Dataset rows

## start

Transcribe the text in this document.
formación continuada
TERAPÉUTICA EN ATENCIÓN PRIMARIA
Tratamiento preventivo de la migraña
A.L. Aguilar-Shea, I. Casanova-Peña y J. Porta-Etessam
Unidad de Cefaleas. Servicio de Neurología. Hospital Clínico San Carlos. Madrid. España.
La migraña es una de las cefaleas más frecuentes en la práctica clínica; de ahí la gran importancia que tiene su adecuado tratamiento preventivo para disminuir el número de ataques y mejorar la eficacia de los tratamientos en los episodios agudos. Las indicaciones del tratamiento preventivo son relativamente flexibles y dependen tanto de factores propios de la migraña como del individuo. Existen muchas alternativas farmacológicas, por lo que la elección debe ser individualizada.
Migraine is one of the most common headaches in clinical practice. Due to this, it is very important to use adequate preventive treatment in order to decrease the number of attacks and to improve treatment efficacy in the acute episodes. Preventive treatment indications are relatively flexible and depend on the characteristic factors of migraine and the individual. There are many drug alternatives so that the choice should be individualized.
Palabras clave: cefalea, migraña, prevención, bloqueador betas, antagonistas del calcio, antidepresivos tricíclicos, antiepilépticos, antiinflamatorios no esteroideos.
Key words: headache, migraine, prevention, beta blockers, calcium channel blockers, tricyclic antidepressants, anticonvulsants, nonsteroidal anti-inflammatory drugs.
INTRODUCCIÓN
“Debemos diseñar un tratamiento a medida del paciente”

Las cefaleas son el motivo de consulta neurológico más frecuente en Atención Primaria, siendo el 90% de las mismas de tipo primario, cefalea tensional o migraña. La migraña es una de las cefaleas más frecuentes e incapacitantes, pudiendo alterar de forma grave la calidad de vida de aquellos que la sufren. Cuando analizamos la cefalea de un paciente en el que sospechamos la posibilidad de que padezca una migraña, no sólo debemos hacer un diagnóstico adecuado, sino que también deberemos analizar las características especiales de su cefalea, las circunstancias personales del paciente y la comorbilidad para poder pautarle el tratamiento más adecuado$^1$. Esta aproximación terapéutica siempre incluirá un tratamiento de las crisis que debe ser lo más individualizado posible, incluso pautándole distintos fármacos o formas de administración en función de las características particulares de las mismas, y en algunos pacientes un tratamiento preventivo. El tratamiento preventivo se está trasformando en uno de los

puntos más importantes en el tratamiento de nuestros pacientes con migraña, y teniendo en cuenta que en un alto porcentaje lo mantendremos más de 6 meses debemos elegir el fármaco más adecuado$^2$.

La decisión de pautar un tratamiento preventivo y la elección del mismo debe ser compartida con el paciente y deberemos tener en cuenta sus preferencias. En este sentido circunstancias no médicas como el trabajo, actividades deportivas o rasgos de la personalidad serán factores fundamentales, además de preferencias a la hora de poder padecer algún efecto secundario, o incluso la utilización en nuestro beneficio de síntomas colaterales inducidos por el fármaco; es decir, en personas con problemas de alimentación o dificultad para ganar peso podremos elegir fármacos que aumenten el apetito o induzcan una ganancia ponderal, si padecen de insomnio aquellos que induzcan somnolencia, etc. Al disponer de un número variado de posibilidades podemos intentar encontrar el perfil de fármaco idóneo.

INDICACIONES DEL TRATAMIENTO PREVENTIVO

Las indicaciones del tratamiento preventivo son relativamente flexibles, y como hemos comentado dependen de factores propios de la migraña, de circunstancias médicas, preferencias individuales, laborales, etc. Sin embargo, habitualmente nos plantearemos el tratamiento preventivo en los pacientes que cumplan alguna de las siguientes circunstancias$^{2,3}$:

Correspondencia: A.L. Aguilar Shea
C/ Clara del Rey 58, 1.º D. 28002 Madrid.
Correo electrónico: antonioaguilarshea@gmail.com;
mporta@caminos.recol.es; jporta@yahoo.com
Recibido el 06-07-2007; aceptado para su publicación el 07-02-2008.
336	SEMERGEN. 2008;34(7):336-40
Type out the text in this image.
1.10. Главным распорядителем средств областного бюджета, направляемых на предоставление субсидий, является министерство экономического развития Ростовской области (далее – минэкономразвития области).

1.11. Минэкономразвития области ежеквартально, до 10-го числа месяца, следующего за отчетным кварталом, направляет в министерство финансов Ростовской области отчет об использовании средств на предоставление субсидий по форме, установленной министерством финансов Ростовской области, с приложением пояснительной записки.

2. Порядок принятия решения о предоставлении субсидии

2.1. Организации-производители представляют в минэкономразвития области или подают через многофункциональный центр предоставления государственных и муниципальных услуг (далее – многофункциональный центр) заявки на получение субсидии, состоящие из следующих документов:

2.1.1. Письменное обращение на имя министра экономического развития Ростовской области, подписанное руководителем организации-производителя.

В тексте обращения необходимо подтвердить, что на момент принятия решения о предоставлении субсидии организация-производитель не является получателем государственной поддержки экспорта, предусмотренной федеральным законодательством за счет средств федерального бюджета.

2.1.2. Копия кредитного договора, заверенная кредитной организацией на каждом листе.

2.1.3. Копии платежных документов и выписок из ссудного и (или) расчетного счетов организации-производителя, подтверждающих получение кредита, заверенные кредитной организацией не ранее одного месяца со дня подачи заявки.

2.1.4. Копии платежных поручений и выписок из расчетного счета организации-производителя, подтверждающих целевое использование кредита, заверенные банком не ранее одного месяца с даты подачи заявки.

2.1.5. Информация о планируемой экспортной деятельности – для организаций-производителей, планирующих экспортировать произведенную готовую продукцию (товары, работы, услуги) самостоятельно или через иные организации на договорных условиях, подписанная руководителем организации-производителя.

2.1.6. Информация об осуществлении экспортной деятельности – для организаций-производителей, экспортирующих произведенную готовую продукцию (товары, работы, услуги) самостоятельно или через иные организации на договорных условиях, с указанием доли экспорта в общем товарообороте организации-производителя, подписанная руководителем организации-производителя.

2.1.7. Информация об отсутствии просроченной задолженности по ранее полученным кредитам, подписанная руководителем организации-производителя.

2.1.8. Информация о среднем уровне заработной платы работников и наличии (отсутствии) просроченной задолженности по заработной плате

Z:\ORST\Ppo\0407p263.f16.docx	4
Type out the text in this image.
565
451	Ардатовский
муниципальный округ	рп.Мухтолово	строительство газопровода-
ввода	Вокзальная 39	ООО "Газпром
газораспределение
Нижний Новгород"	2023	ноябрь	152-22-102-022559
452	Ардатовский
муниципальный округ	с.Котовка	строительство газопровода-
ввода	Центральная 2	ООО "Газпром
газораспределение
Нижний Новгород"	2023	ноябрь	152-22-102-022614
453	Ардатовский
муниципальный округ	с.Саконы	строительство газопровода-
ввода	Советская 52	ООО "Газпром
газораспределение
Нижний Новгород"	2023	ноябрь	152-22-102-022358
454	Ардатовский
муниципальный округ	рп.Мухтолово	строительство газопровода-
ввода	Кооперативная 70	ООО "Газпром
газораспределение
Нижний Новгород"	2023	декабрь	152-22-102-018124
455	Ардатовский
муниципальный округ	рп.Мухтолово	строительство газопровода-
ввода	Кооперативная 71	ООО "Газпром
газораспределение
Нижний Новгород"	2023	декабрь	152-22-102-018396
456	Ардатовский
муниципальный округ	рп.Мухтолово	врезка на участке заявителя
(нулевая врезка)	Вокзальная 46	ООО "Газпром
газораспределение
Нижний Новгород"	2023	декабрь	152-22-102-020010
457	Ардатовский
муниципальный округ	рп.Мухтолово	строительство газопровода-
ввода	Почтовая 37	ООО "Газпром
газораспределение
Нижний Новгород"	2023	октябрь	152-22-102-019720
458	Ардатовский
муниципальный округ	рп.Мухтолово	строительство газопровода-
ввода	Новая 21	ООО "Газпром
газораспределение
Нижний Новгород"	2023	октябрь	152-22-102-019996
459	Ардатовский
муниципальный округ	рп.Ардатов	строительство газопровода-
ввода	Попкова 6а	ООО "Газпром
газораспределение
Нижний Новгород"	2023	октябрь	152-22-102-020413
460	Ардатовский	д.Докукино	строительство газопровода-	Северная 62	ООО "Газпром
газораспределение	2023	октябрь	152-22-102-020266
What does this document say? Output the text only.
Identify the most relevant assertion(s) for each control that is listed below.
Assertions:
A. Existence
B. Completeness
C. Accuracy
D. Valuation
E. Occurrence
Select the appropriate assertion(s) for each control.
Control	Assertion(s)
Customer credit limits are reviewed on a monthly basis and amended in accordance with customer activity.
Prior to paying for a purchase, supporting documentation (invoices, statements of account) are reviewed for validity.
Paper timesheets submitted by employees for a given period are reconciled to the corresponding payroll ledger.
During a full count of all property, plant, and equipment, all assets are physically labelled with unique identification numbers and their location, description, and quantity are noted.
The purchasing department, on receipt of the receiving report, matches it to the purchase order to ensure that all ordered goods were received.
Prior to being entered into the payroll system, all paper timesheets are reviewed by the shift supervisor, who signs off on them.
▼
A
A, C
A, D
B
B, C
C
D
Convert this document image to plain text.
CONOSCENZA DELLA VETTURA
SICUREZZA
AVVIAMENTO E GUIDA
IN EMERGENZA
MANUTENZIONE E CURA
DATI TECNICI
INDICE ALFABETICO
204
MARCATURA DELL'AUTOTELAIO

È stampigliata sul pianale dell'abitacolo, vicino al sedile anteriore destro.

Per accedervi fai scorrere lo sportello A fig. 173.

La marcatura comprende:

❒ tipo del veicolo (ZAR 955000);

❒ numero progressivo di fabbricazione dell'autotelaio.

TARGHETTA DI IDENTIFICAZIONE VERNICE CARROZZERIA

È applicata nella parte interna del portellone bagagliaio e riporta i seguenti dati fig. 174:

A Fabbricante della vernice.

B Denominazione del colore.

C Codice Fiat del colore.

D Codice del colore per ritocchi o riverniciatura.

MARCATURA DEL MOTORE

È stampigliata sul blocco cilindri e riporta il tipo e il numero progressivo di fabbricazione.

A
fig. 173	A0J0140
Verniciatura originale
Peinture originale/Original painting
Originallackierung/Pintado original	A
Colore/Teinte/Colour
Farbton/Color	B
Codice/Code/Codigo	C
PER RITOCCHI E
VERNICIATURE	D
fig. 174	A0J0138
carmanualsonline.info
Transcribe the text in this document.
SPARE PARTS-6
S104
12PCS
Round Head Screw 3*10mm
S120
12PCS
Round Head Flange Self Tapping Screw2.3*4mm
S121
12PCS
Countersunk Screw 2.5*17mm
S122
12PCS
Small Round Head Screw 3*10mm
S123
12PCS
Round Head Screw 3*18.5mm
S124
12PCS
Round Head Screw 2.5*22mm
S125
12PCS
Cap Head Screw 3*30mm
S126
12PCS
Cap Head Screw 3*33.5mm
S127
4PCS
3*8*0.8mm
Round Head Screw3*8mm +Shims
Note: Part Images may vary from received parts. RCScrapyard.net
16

## end

Description of the task | Please quote exactly the lines from the one containing "Convert this document image to plain text." through the last line of the records above, both included, and nothing else.

Solution for this task |
Convert this document image to plain text.
CONOSCENZA DELLA VETTURA
SICUREZZA
AVVIAMENTO E GUIDA
IN EMERGENZA
MANUTENZIONE E CURA
DATI TECNICI
INDICE ALFABETICO
204
MARCATURA DELL'AUTOTELAIO

È stampigliata sul pianale dell'abitacolo, vicino al sedile anteriore destro.

Per accedervi fai scorrere lo sportello A fig. 173.

La marcatura comprende:

❒ tipo del veicolo (ZAR 955000);

❒ numero progressivo di fabbricazione dell'autotelaio.

TARGHETTA DI IDENTIFICAZIONE VERNICE CARROZZERIA

È applicata nella parte interna del portellone bagagliaio e riporta i seguenti dati fig. 174:

A Fabbricante della vernice.

B Denominazione del colore.

C Codice Fiat del colore.

D Codice del colore per ritocchi o riverniciatura.

MARCATURA DEL MOTORE

È stampigliata sul blocco cilindri e riporta il tipo e il numero progressivo di fabbricazione.

A
fig. 173	A0J0140
Verniciatura originale
Peinture originale/Original painting
Originallackierung/Pintado original	A
Colore/Teinte/Colour
Farbton/Color	B
Codice/Code/Codigo	C
PER RITOCCHI E
VERNICIATURE	D
fig. 174	A0J0138
carmanualsonline.info
Transcribe the text in this document.
SPARE PARTS-6
S104
12PCS
Round Head Screw 3*10mm
S120
12PCS
Round Head Flange Self Tapping Screw2.3*4mm
S121
12PCS
Countersunk Screw 2.5*17mm
S122
12PCS
Small Round Head Screw 3*10mm
S123
12PCS
Round Head Screw 3*18.5mm
S124
12PCS
Round Head Screw 2.5*22mm
S125
12PCS
Cap Head Screw 3*30mm
S126
12PCS
Cap Head Screw 3*33.5mm
S127
4PCS
3*8*0.8mm
Round Head Screw3*8mm +Shims
Note: Part Images may vary from received parts. RCScrapyard.net
16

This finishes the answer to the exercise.